## EXERCISE INSTRUCTIONS:
Reproduce each line that includes the word "empty".

* * * * * * * * *

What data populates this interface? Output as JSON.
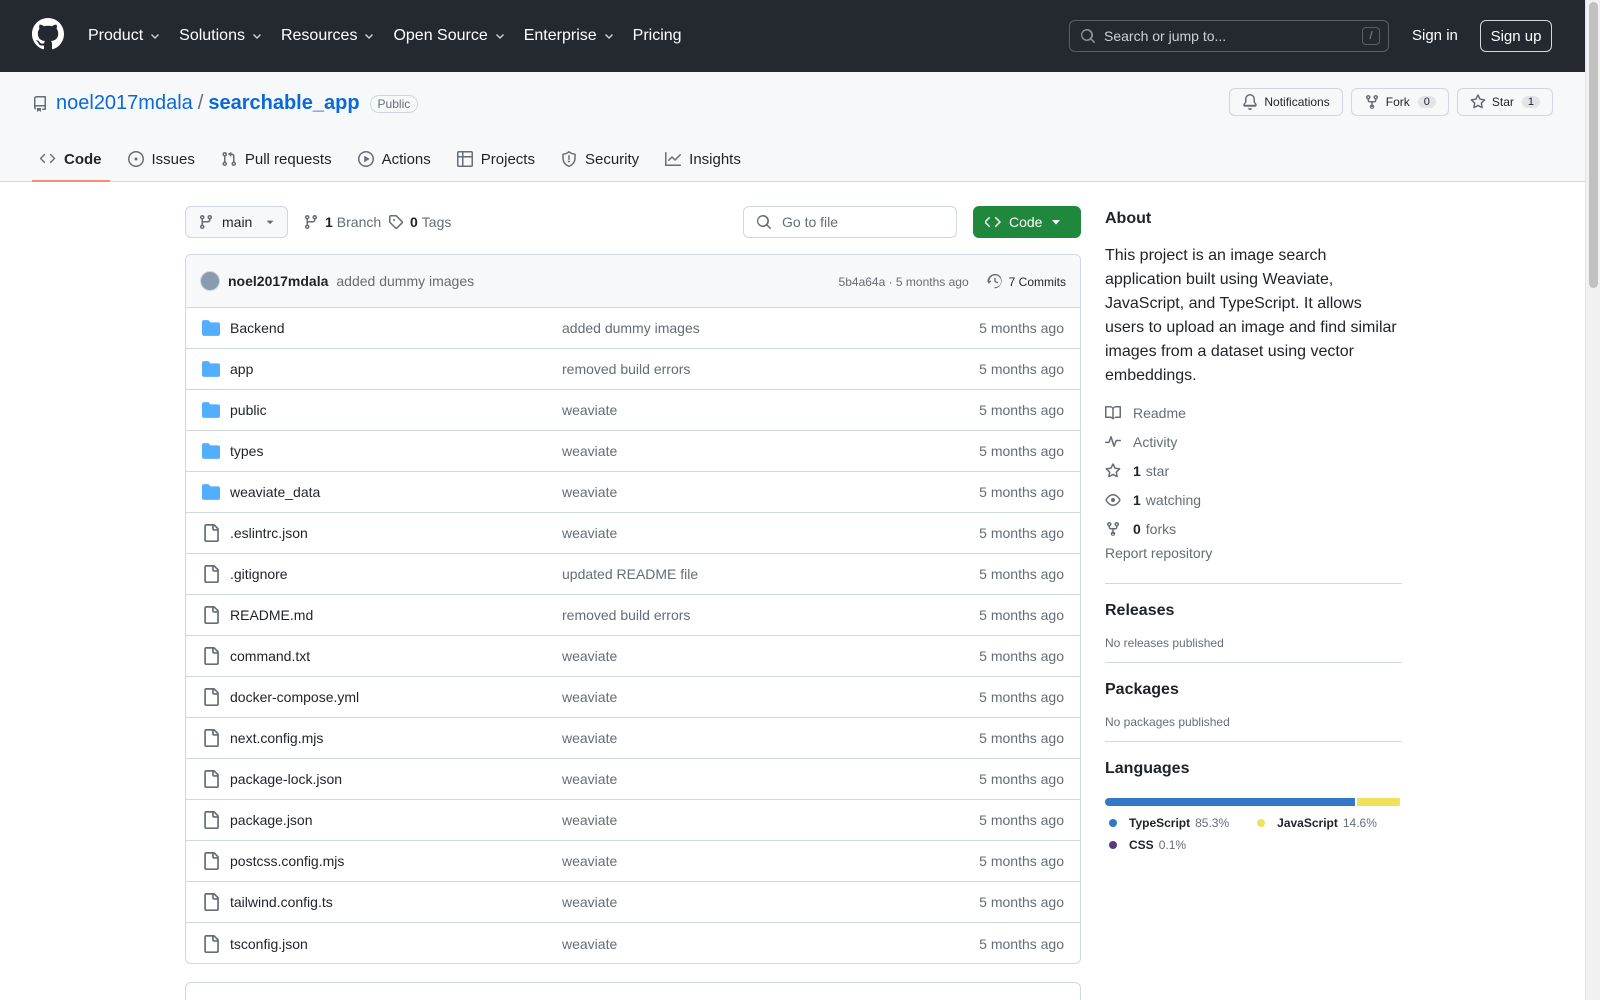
{
  "header": {
    "nav": [
      "Product",
      "Solutions",
      "Resources",
      "Open Source",
      "Enterprise",
      "Pricing"
    ],
    "nav_has_dropdown": [
      true,
      true,
      true,
      true,
      true,
      false
    ],
    "search_placeholder": "Search or jump to...",
    "search_shortcut": "/",
    "sign_in": "Sign in",
    "sign_up": "Sign up"
  },
  "repo": {
    "owner": "noel2017mdala",
    "separator": "/",
    "name": "searchable_app",
    "visibility": "Public",
    "notifications_label": "Notifications",
    "fork_label": "Fork",
    "fork_count": "0",
    "star_label": "Star",
    "star_count": "1"
  },
  "tabs": [
    {
      "label": "Code",
      "icon": "code-icon",
      "active": true
    },
    {
      "label": "Issues",
      "icon": "issue-icon",
      "active": false
    },
    {
      "label": "Pull requests",
      "icon": "pull-request-icon",
      "active": false
    },
    {
      "label": "Actions",
      "icon": "play-icon",
      "active": false
    },
    {
      "label": "Projects",
      "icon": "table-icon",
      "active": false
    },
    {
      "label": "Security",
      "icon": "shield-icon",
      "active": false
    },
    {
      "label": "Insights",
      "icon": "graph-icon",
      "active": false
    }
  ],
  "toolbar": {
    "branch": "main",
    "branch_count": "1",
    "branch_label": "Branch",
    "tag_count": "0",
    "tag_label": "Tags",
    "goto_placeholder": "Go to file",
    "code_label": "Code"
  },
  "commit": {
    "author": "noel2017mdala",
    "message": "added dummy images",
    "hash_time": "5b4a64a · 5 months ago",
    "commits_label": "7 Commits"
  },
  "files": [
    {
      "type": "dir",
      "name": "Backend",
      "message": "added dummy images",
      "date": "5 months ago"
    },
    {
      "type": "dir",
      "name": "app",
      "message": "removed build errors",
      "date": "5 months ago"
    },
    {
      "type": "dir",
      "name": "public",
      "message": "weaviate",
      "date": "5 months ago"
    },
    {
      "type": "dir",
      "name": "types",
      "message": "weaviate",
      "date": "5 months ago"
    },
    {
      "type": "dir",
      "name": "weaviate_data",
      "message": "weaviate",
      "date": "5 months ago"
    },
    {
      "type": "file",
      "name": ".eslintrc.json",
      "message": "weaviate",
      "date": "5 months ago"
    },
    {
      "type": "file",
      "name": ".gitignore",
      "message": "updated README file",
      "date": "5 months ago"
    },
    {
      "type": "file",
      "name": "README.md",
      "message": "removed build errors",
      "date": "5 months ago"
    },
    {
      "type": "file",
      "name": "command.txt",
      "message": "weaviate",
      "date": "5 months ago"
    },
    {
      "type": "file",
      "name": "docker-compose.yml",
      "message": "weaviate",
      "date": "5 months ago"
    },
    {
      "type": "file",
      "name": "next.config.mjs",
      "message": "weaviate",
      "date": "5 months ago"
    },
    {
      "type": "file",
      "name": "package-lock.json",
      "message": "weaviate",
      "date": "5 months ago"
    },
    {
      "type": "file",
      "name": "package.json",
      "message": "weaviate",
      "date": "5 months ago"
    },
    {
      "type": "file",
      "name": "postcss.config.mjs",
      "message": "weaviate",
      "date": "5 months ago"
    },
    {
      "type": "file",
      "name": "tailwind.config.ts",
      "message": "weaviate",
      "date": "5 months ago"
    },
    {
      "type": "file",
      "name": "tsconfig.json",
      "message": "weaviate",
      "date": "5 months ago"
    }
  ],
  "about": {
    "title": "About",
    "description": "This project is an image search application built using Weaviate, JavaScript, and TypeScript. It allows users to upload an image and find similar images from a dataset using vector embeddings.",
    "readme": "Readme",
    "activity": "Activity",
    "stars_count": "1",
    "stars_label": "star",
    "watching_count": "1",
    "watching_label": "watching",
    "forks_count": "0",
    "forks_label": "forks",
    "report": "Report repository"
  },
  "releases": {
    "title": "Releases",
    "empty": "No releases published"
  },
  "packages": {
    "title": "Packages",
    "empty": "No packages published"
  },
  "languages": {
    "title": "Languages",
    "items": [
      {
        "name": "TypeScript",
        "pct": "85.3%",
        "value": 85.3,
        "color": "#3178c6"
      },
      {
        "name": "JavaScript",
        "pct": "14.6%",
        "value": 14.6,
        "color": "#f1e05a"
      },
      {
        "name": "CSS",
        "pct": "0.1%",
        "value": 0.1,
        "color": "#563d7c"
      }
    ]
  },
  "colors": {
    "header_bg": "#24292f",
    "link": "#0969da",
    "code_button": "#1f883d",
    "active_tab_underline": "#fd8c73",
    "folder": "#54aeff"
  }
}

* * * * * * * * *

## REPLY TO THE EXERCISE:
    "empty": "No releases published"
    "empty": "No packages published"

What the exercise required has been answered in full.